Given task
Transcribe the records below exactly.

Input material
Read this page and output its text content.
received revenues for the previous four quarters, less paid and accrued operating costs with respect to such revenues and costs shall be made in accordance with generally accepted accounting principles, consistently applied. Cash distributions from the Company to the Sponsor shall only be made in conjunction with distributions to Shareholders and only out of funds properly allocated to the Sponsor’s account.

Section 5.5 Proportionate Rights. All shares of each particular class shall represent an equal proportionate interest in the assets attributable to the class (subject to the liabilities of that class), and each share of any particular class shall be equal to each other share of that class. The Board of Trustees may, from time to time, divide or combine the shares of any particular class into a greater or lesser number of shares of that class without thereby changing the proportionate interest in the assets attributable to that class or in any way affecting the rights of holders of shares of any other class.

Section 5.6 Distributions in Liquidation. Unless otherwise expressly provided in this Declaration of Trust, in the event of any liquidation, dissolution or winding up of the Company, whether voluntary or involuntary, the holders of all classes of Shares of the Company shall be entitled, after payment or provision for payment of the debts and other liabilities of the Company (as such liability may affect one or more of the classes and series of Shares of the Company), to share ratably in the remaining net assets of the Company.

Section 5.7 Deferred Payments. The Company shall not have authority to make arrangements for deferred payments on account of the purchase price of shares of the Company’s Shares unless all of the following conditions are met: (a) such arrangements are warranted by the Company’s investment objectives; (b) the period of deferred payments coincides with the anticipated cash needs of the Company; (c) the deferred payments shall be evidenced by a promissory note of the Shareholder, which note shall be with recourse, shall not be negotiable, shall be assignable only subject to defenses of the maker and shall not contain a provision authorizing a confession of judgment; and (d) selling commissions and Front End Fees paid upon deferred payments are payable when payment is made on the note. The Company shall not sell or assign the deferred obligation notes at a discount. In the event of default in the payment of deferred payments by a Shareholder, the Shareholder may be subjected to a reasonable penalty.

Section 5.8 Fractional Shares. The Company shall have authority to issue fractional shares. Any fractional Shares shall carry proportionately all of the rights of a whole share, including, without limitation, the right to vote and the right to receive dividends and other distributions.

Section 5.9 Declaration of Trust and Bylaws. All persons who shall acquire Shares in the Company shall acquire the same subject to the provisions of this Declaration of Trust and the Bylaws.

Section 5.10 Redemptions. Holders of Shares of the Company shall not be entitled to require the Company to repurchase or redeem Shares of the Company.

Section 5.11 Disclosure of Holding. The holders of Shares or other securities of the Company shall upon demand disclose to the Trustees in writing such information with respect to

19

Task solution
Read this page and output its text content.
received revenues for the previous four quarters, less paid and accrued operating costs with respect to such revenues and costs shall be made in accordance with generally accepted accounting principles, consistently applied. Cash distributions from the Company to the Sponsor shall only be made in conjunction with distributions to Shareholders and only out of funds properly allocated to the Sponsor’s account.

Section 5.5 Proportionate Rights. All shares of each particular class shall represent an equal proportionate interest in the assets attributable to the class (subject to the liabilities of that class), and each share of any particular class shall be equal to each other share of that class. The Board of Trustees may, from time to time, divide or combine the shares of any particular class into a greater or lesser number of shares of that class without thereby changing the proportionate interest in the assets attributable to that class or in any way affecting the rights of holders of shares of any other class.

Section 5.6 Distributions in Liquidation. Unless otherwise expressly provided in this Declaration of Trust, in the event of any liquidation, dissolution or winding up of the Company, whether voluntary or involuntary, the holders of all classes of Shares of the Company shall be entitled, after payment or provision for payment of the debts and other liabilities of the Company (as such liability may affect one or more of the classes and series of Shares of the Company), to share ratably in the remaining net assets of the Company.

Section 5.7 Deferred Payments. The Company shall not have authority to make arrangements for deferred payments on account of the purchase price of shares of the Company’s Shares unless all of the following conditions are met: (a) such arrangements are warranted by the Company’s investment objectives; (b) the period of deferred payments coincides with the anticipated cash needs of the Company; (c) the deferred payments shall be evidenced by a promissory note of the Shareholder, which note shall be with recourse, shall not be negotiable, shall be assignable only subject to defenses of the maker and shall not contain a provision authorizing a confession of judgment; and (d) selling commissions and Front End Fees paid upon deferred payments are payable when payment is made on the note. The Company shall not sell or assign the deferred obligation notes at a discount. In the event of default in the payment of deferred payments by a Shareholder, the Shareholder may be subjected to a reasonable penalty.

Section 5.8 Fractional Shares. The Company shall have authority to issue fractional shares. Any fractional Shares shall carry proportionately all of the rights of a whole share, including, without limitation, the right to vote and the right to receive dividends and other distributions.

Section 5.9 Declaration of Trust and Bylaws. All persons who shall acquire Shares in the Company shall acquire the same subject to the provisions of this Declaration of Trust and the Bylaws.

Section 5.10 Redemptions. Holders of Shares of the Company shall not be entitled to require the Company to repurchase or redeem Shares of the Company.

Section 5.11 Disclosure of Holding. The holders of Shares or other securities of the Company shall upon demand disclose to the Trustees in writing such information with respect to

19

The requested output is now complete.